-- START Information given --

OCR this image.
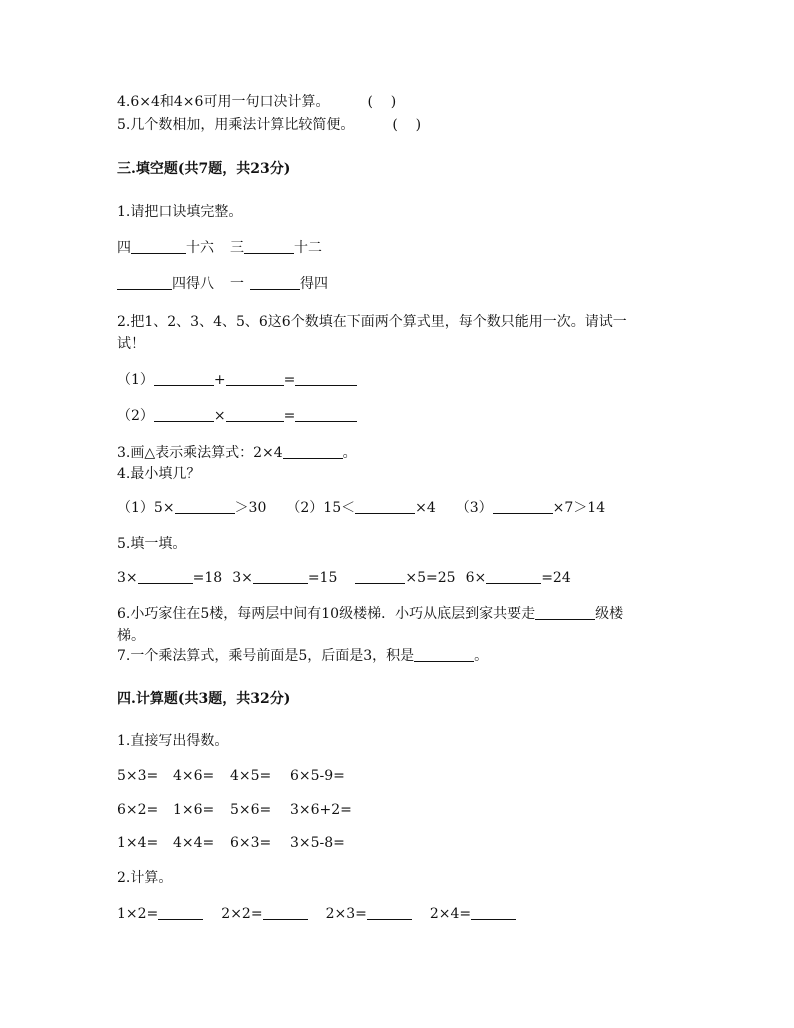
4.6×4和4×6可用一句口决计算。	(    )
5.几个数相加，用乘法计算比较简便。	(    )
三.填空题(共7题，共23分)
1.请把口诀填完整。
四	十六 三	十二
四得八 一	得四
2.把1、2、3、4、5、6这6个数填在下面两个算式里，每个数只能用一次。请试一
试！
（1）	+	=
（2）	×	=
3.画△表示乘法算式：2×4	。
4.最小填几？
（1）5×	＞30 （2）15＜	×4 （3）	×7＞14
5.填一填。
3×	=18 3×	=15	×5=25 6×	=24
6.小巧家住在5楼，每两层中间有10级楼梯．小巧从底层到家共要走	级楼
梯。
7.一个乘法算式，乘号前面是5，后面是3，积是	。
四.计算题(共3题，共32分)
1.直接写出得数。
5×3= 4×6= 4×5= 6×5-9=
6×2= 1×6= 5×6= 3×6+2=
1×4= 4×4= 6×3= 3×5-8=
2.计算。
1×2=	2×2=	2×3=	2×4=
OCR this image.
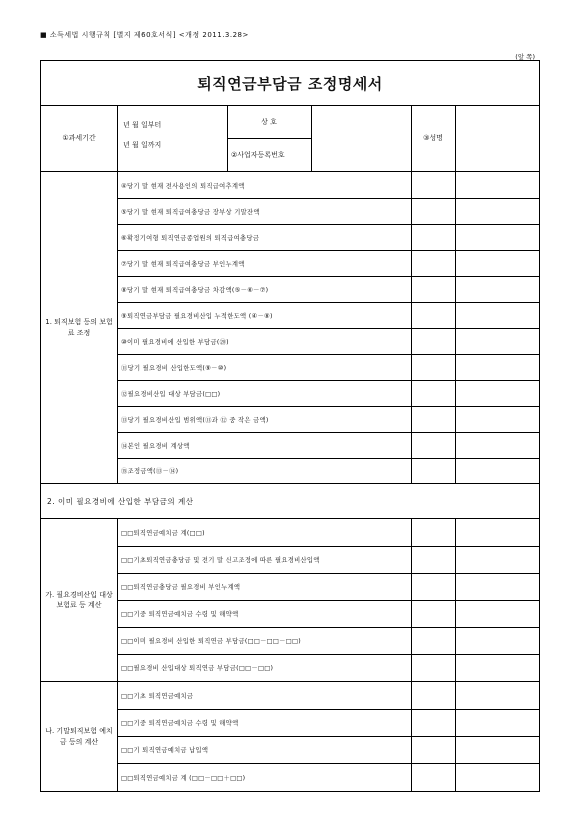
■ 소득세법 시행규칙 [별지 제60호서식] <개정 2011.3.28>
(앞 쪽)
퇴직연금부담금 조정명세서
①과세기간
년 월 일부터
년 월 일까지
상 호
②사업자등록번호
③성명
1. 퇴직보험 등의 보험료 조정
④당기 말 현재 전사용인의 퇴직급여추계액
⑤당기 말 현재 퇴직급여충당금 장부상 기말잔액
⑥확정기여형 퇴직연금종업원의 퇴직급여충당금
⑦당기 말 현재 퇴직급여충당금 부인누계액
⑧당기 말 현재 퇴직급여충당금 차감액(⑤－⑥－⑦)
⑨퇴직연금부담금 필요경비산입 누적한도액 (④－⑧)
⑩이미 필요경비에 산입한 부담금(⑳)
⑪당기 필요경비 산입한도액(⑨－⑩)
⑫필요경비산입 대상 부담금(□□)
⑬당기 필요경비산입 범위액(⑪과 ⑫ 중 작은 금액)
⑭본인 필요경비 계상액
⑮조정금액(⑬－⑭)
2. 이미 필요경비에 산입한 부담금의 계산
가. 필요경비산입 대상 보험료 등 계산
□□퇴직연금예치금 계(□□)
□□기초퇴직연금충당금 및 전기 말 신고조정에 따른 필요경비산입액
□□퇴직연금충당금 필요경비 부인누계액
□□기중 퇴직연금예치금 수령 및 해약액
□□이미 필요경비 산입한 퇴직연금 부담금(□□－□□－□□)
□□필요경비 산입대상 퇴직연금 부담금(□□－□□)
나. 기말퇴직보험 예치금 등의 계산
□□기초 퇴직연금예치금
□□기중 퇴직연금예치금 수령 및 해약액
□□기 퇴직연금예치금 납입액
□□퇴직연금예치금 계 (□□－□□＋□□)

-- END Information given --
-- START Information given --

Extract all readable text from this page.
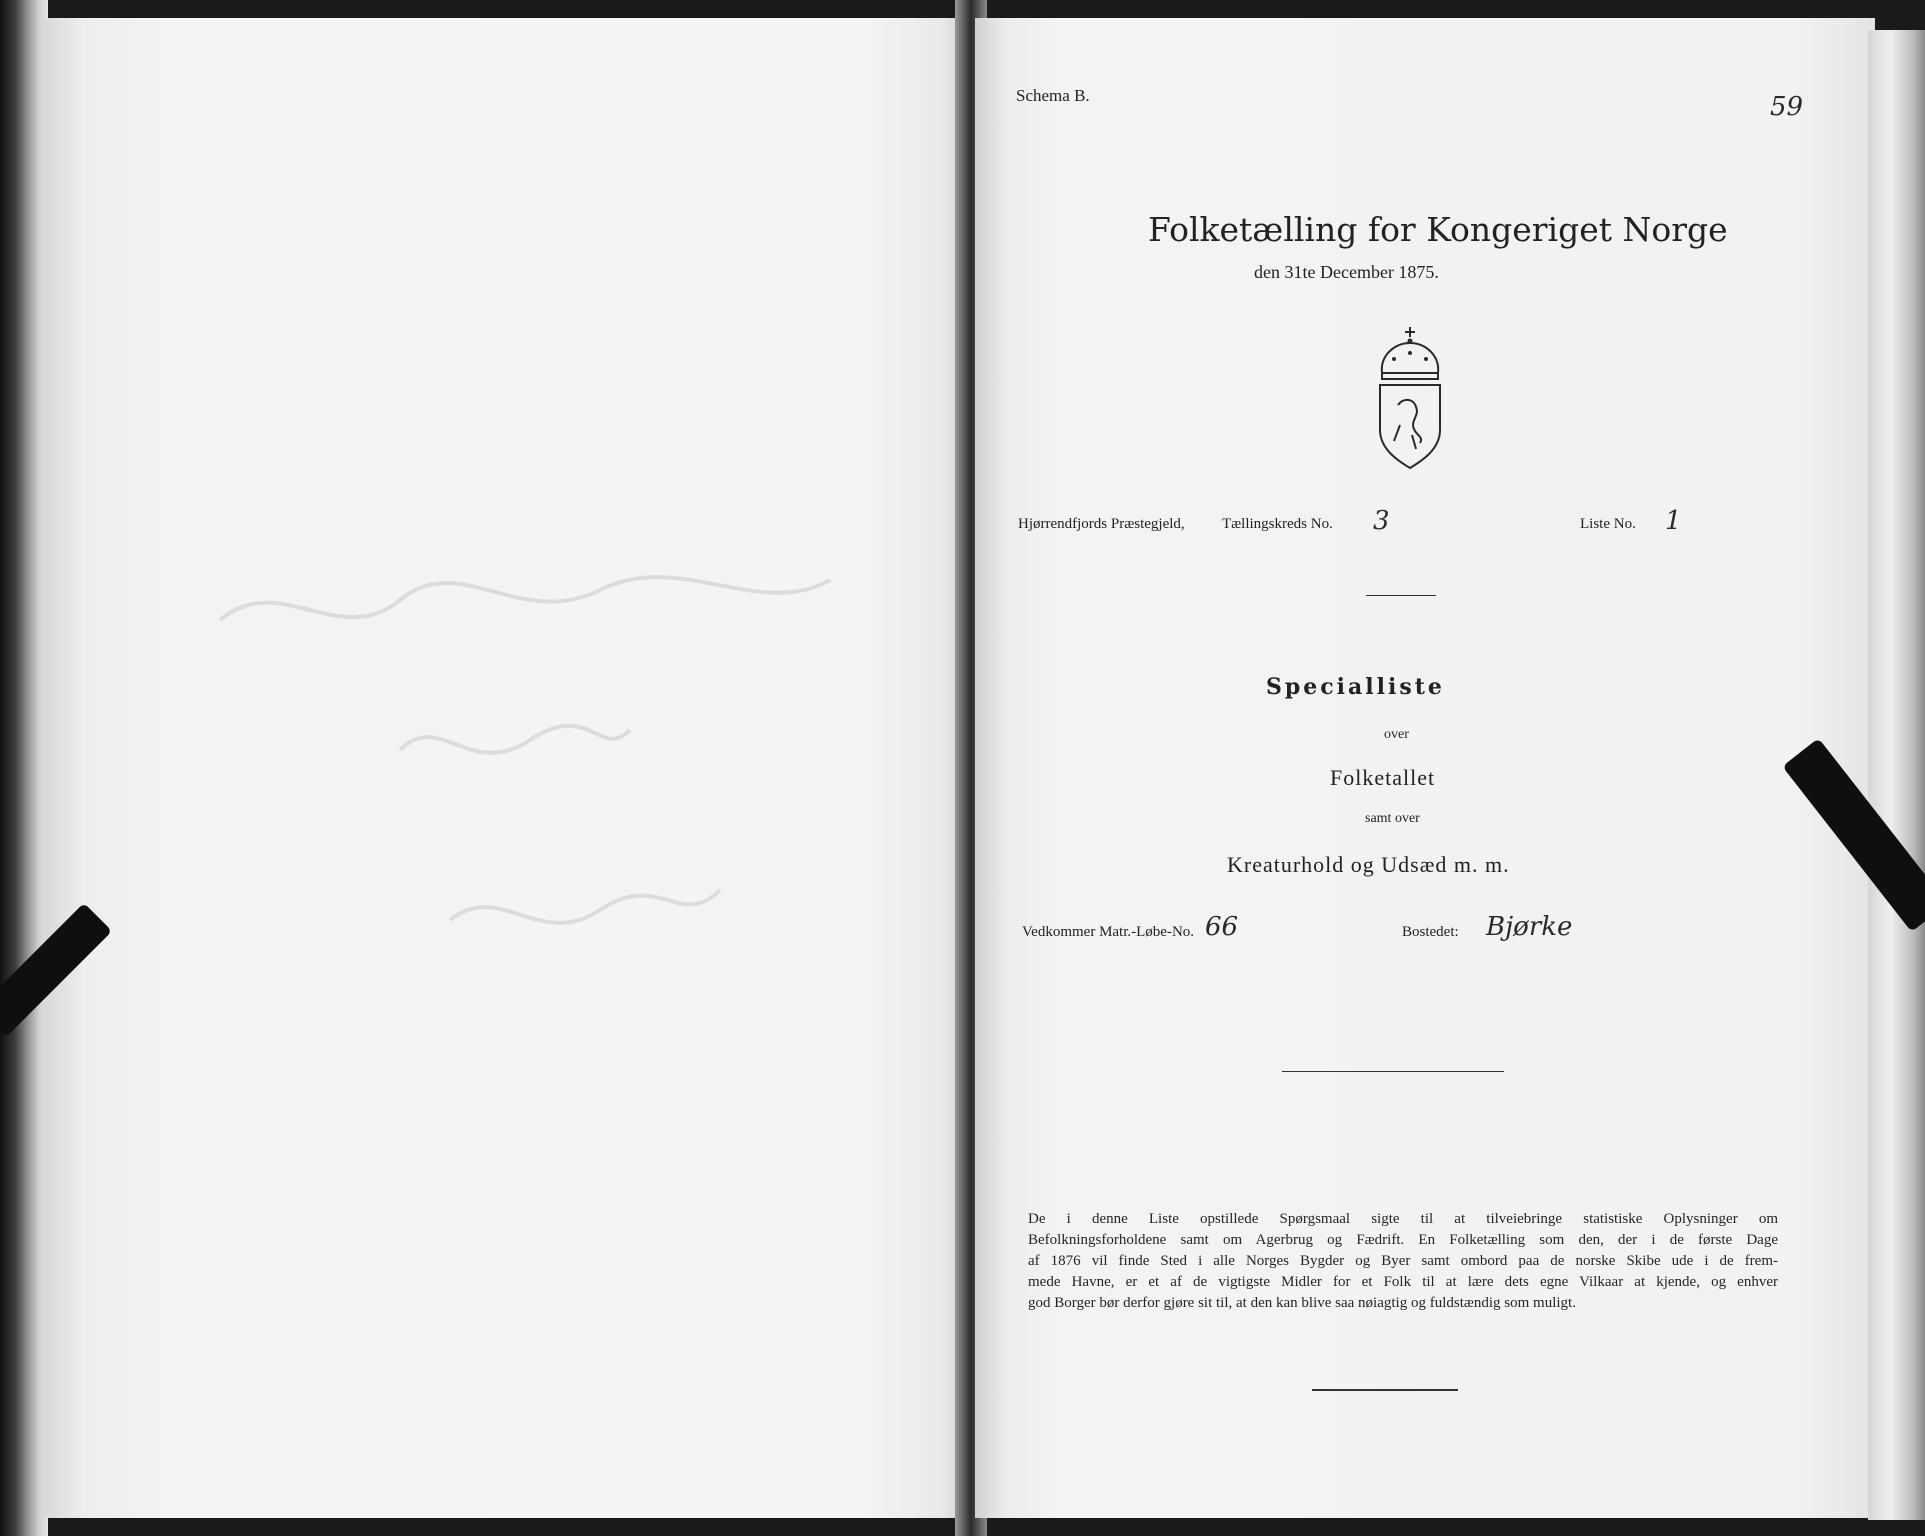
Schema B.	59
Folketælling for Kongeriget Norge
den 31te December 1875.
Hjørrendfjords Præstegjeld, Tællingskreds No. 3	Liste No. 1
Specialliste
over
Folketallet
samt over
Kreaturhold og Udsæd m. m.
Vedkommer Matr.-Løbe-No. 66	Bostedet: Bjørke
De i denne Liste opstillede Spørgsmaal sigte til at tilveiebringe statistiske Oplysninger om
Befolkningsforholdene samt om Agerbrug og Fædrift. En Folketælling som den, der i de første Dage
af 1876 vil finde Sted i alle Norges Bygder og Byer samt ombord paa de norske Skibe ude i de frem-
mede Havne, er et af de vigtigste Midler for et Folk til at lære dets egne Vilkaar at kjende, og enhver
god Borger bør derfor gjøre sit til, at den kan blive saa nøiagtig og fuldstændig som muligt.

-- END Information given --

What the exercise asks: Among the lines of the data above, count those holding "퇴직급여충당금" and state only the number.

The completed task: 4